__Figure record extracts__:

════════════════════

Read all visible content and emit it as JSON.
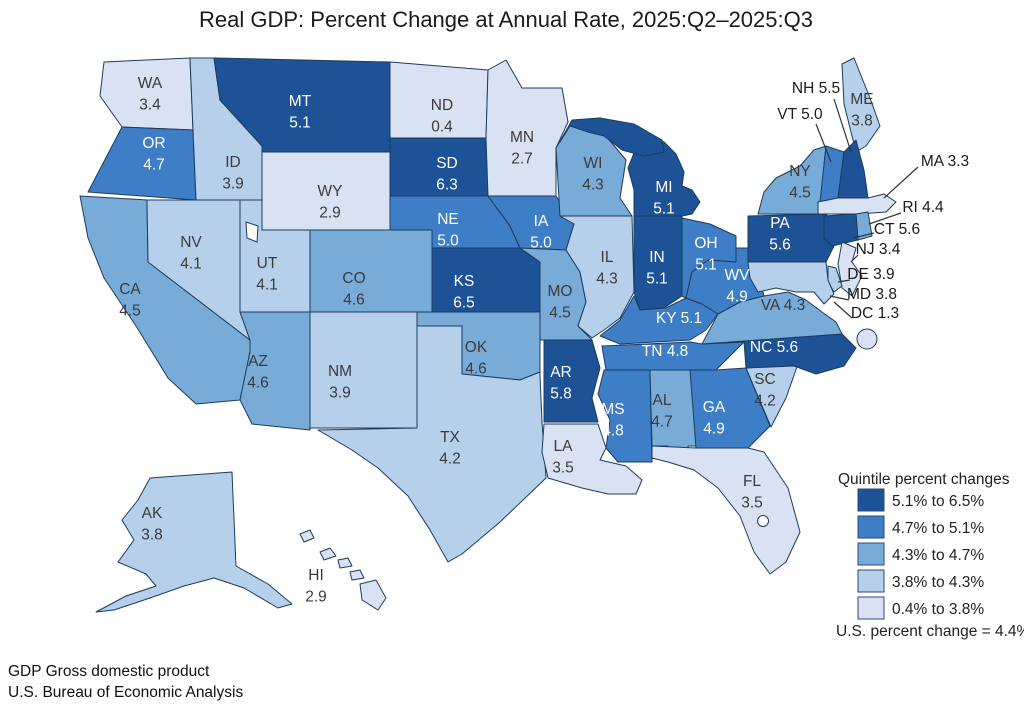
{
  "title": "Real GDP: Percent Change at Annual Rate, 2025:Q2–2025:Q3",
  "legend": {
    "title": "Quintile percent changes",
    "us_note": "U.S. percent change = 4.4%"
  },
  "quintiles": [
    {
      "label": "5.1% to 6.5%",
      "color": "#1d5296"
    },
    {
      "label": "4.7% to 5.1%",
      "color": "#3d7ec6"
    },
    {
      "label": "4.3% to 4.7%",
      "color": "#79abd9"
    },
    {
      "label": "3.8% to 4.3%",
      "color": "#b6cfeb"
    },
    {
      "label": "0.4% to 3.8%",
      "color": "#d9e2f3"
    }
  ],
  "colors": {
    "border": "#1c3c5e",
    "dark_label": "#3b3b3b",
    "light_label": "#ffffff"
  },
  "footer": {
    "line1": "GDP Gross domestic product",
    "line2": "U.S. Bureau of Economic Analysis"
  },
  "states": [
    {
      "abbr": "WA",
      "value": "3.4",
      "quintile": 5
    },
    {
      "abbr": "OR",
      "value": "4.7",
      "quintile": 2
    },
    {
      "abbr": "CA",
      "value": "4.5",
      "quintile": 3
    },
    {
      "abbr": "NV",
      "value": "4.1",
      "quintile": 4
    },
    {
      "abbr": "ID",
      "value": "3.9",
      "quintile": 4
    },
    {
      "abbr": "MT",
      "value": "5.1",
      "quintile": 1
    },
    {
      "abbr": "WY",
      "value": "2.9",
      "quintile": 5
    },
    {
      "abbr": "UT",
      "value": "4.1",
      "quintile": 4
    },
    {
      "abbr": "AZ",
      "value": "4.6",
      "quintile": 3
    },
    {
      "abbr": "CO",
      "value": "4.6",
      "quintile": 3
    },
    {
      "abbr": "NM",
      "value": "3.9",
      "quintile": 4
    },
    {
      "abbr": "ND",
      "value": "0.4",
      "quintile": 5
    },
    {
      "abbr": "SD",
      "value": "6.3",
      "quintile": 1
    },
    {
      "abbr": "NE",
      "value": "5.0",
      "quintile": 2
    },
    {
      "abbr": "KS",
      "value": "6.5",
      "quintile": 1
    },
    {
      "abbr": "OK",
      "value": "4.6",
      "quintile": 3
    },
    {
      "abbr": "TX",
      "value": "4.2",
      "quintile": 4
    },
    {
      "abbr": "MN",
      "value": "2.7",
      "quintile": 5
    },
    {
      "abbr": "IA",
      "value": "5.0",
      "quintile": 2
    },
    {
      "abbr": "MO",
      "value": "4.5",
      "quintile": 3
    },
    {
      "abbr": "AR",
      "value": "5.8",
      "quintile": 1
    },
    {
      "abbr": "LA",
      "value": "3.5",
      "quintile": 5
    },
    {
      "abbr": "WI",
      "value": "4.3",
      "quintile": 3
    },
    {
      "abbr": "IL",
      "value": "4.3",
      "quintile": 4
    },
    {
      "abbr": "MI",
      "value": "5.1",
      "quintile": 1
    },
    {
      "abbr": "IN",
      "value": "5.1",
      "quintile": 1
    },
    {
      "abbr": "OH",
      "value": "5.1",
      "quintile": 2
    },
    {
      "abbr": "KY",
      "value": "5.1",
      "quintile": 2
    },
    {
      "abbr": "TN",
      "value": "4.8",
      "quintile": 2
    },
    {
      "abbr": "MS",
      "value": "4.8",
      "quintile": 2
    },
    {
      "abbr": "AL",
      "value": "4.7",
      "quintile": 3
    },
    {
      "abbr": "GA",
      "value": "4.9",
      "quintile": 2
    },
    {
      "abbr": "FL",
      "value": "3.5",
      "quintile": 5
    },
    {
      "abbr": "SC",
      "value": "4.2",
      "quintile": 4
    },
    {
      "abbr": "NC",
      "value": "5.6",
      "quintile": 1
    },
    {
      "abbr": "VA",
      "value": "4.3",
      "quintile": 3
    },
    {
      "abbr": "WV",
      "value": "4.9",
      "quintile": 2
    },
    {
      "abbr": "PA",
      "value": "5.6",
      "quintile": 1
    },
    {
      "abbr": "NY",
      "value": "4.5",
      "quintile": 3
    },
    {
      "abbr": "ME",
      "value": "3.8",
      "quintile": 4
    },
    {
      "abbr": "VT",
      "value": "5.0",
      "quintile": 2
    },
    {
      "abbr": "NH",
      "value": "5.5",
      "quintile": 1
    },
    {
      "abbr": "MA",
      "value": "3.3",
      "quintile": 5
    },
    {
      "abbr": "RI",
      "value": "4.4",
      "quintile": 3
    },
    {
      "abbr": "CT",
      "value": "5.6",
      "quintile": 1
    },
    {
      "abbr": "NJ",
      "value": "3.4",
      "quintile": 5
    },
    {
      "abbr": "DE",
      "value": "3.9",
      "quintile": 4
    },
    {
      "abbr": "MD",
      "value": "3.8",
      "quintile": 4
    },
    {
      "abbr": "DC",
      "value": "1.3",
      "quintile": 5
    },
    {
      "abbr": "AK",
      "value": "3.8",
      "quintile": 4
    },
    {
      "abbr": "HI",
      "value": "2.9",
      "quintile": 5
    }
  ]
}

════════════════════

__Aim of the task__: Search the data for "title". Copy every matching line.

__Exercise output__:
  "title": "Real GDP: Percent Change at Annual Rate, 2025:Q2–2025:Q3",
    "title": "Quintile percent changes",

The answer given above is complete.